[Stored data]
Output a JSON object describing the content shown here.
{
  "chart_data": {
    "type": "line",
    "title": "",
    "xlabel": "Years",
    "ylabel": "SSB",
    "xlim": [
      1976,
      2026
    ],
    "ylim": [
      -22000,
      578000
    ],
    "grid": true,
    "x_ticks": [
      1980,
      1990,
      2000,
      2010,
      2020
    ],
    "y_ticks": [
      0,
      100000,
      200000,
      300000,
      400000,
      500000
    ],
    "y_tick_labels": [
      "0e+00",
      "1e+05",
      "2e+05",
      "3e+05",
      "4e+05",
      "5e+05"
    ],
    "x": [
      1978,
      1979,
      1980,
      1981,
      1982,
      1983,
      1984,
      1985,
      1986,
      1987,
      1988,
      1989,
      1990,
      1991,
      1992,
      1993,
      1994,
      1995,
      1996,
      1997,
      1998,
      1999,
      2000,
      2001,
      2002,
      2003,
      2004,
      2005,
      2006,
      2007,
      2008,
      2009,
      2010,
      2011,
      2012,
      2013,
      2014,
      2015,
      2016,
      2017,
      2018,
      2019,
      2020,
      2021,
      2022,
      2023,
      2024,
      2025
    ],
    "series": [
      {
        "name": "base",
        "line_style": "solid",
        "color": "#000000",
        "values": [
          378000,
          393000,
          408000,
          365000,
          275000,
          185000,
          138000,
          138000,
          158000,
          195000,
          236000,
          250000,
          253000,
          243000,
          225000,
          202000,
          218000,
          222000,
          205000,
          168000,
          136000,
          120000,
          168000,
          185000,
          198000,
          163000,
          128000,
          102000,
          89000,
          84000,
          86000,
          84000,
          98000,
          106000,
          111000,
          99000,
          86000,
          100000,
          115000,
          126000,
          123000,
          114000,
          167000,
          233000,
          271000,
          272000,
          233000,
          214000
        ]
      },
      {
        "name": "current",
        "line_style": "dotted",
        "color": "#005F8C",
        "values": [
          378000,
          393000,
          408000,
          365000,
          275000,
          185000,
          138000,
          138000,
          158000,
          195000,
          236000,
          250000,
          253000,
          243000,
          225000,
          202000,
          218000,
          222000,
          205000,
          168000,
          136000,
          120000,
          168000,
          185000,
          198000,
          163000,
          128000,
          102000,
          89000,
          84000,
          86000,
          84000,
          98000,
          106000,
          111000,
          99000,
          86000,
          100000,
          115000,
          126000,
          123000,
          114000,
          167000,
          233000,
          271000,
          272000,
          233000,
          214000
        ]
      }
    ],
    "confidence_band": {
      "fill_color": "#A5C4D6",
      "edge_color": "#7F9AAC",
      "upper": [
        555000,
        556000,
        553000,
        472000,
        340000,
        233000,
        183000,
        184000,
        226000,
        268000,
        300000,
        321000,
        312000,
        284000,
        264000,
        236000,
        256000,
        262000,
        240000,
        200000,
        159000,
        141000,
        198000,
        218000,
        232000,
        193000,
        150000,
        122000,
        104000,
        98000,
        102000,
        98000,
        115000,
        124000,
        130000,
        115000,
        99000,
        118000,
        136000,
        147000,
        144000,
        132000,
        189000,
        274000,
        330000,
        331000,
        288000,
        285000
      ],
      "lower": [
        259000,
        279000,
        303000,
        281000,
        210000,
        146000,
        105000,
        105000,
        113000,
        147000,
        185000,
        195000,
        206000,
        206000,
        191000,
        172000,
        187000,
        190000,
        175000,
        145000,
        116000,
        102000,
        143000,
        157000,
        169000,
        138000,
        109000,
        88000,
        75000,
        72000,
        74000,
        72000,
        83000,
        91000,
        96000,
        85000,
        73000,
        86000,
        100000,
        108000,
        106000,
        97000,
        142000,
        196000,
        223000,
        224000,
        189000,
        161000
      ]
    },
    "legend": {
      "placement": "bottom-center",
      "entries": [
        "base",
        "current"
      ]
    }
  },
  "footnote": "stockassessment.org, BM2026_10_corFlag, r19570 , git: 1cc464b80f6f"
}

• WHAT THE EXERCISE ASKS:
Repeat the records above exactly as they appear.

• FULL ANSWER:
Output a JSON object describing the content shown here.
{
  "chart_data": {
    "type": "line",
    "title": "",
    "xlabel": "Years",
    "ylabel": "SSB",
    "xlim": [
      1976,
      2026
    ],
    "ylim": [
      -22000,
      578000
    ],
    "grid": true,
    "x_ticks": [
      1980,
      1990,
      2000,
      2010,
      2020
    ],
    "y_ticks": [
      0,
      100000,
      200000,
      300000,
      400000,
      500000
    ],
    "y_tick_labels": [
      "0e+00",
      "1e+05",
      "2e+05",
      "3e+05",
      "4e+05",
      "5e+05"
    ],
    "x": [
      1978,
      1979,
      1980,
      1981,
      1982,
      1983,
      1984,
      1985,
      1986,
      1987,
      1988,
      1989,
      1990,
      1991,
      1992,
      1993,
      1994,
      1995,
      1996,
      1997,
      1998,
      1999,
      2000,
      2001,
      2002,
      2003,
      2004,
      2005,
      2006,
      2007,
      2008,
      2009,
      2010,
      2011,
      2012,
      2013,
      2014,
      2015,
      2016,
      2017,
      2018,
      2019,
      2020,
      2021,
      2022,
      2023,
      2024,
      2025
    ],
    "series": [
      {
        "name": "base",
        "line_style": "solid",
        "color": "#000000",
        "values": [
          378000,
          393000,
          408000,
          365000,
          275000,
          185000,
          138000,
          138000,
          158000,
          195000,
          236000,
          250000,
          253000,
          243000,
          225000,
          202000,
          218000,
          222000,
          205000,
          168000,
          136000,
          120000,
          168000,
          185000,
          198000,
          163000,
          128000,
          102000,
          89000,
          84000,
          86000,
          84000,
          98000,
          106000,
          111000,
          99000,
          86000,
          100000,
          115000,
          126000,
          123000,
          114000,
          167000,
          233000,
          271000,
          272000,
          233000,
          214000
        ]
      },
      {
        "name": "current",
        "line_style": "dotted",
        "color": "#005F8C",
        "values": [
          378000,
          393000,
          408000,
          365000,
          275000,
          185000,
          138000,
          138000,
          158000,
          195000,
          236000,
          250000,
          253000,
          243000,
          225000,
          202000,
          218000,
          222000,
          205000,
          168000,
          136000,
          120000,
          168000,
          185000,
          198000,
          163000,
          128000,
          102000,
          89000,
          84000,
          86000,
          84000,
          98000,
          106000,
          111000,
          99000,
          86000,
          100000,
          115000,
          126000,
          123000,
          114000,
          167000,
          233000,
          271000,
          272000,
          233000,
          214000
        ]
      }
    ],
    "confidence_band": {
      "fill_color": "#A5C4D6",
      "edge_color": "#7F9AAC",
      "upper": [
        555000,
        556000,
        553000,
        472000,
        340000,
        233000,
        183000,
        184000,
        226000,
        268000,
        300000,
        321000,
        312000,
        284000,
        264000,
        236000,
        256000,
        262000,
        240000,
        200000,
        159000,
        141000,
        198000,
        218000,
        232000,
        193000,
        150000,
        122000,
        104000,
        98000,
        102000,
        98000,
        115000,
        124000,
        130000,
        115000,
        99000,
        118000,
        136000,
        147000,
        144000,
        132000,
        189000,
        274000,
        330000,
        331000,
        288000,
        285000
      ],
      "lower": [
        259000,
        279000,
        303000,
        281000,
        210000,
        146000,
        105000,
        105000,
        113000,
        147000,
        185000,
        195000,
        206000,
        206000,
        191000,
        172000,
        187000,
        190000,
        175000,
        145000,
        116000,
        102000,
        143000,
        157000,
        169000,
        138000,
        109000,
        88000,
        75000,
        72000,
        74000,
        72000,
        83000,
        91000,
        96000,
        85000,
        73000,
        86000,
        100000,
        108000,
        106000,
        97000,
        142000,
        196000,
        223000,
        224000,
        189000,
        161000
      ]
    },
    "legend": {
      "placement": "bottom-center",
      "entries": [
        "base",
        "current"
      ]
    }
  },
  "footnote": "stockassessment.org, BM2026_10_corFlag, r19570 , git: 1cc464b80f6f"
}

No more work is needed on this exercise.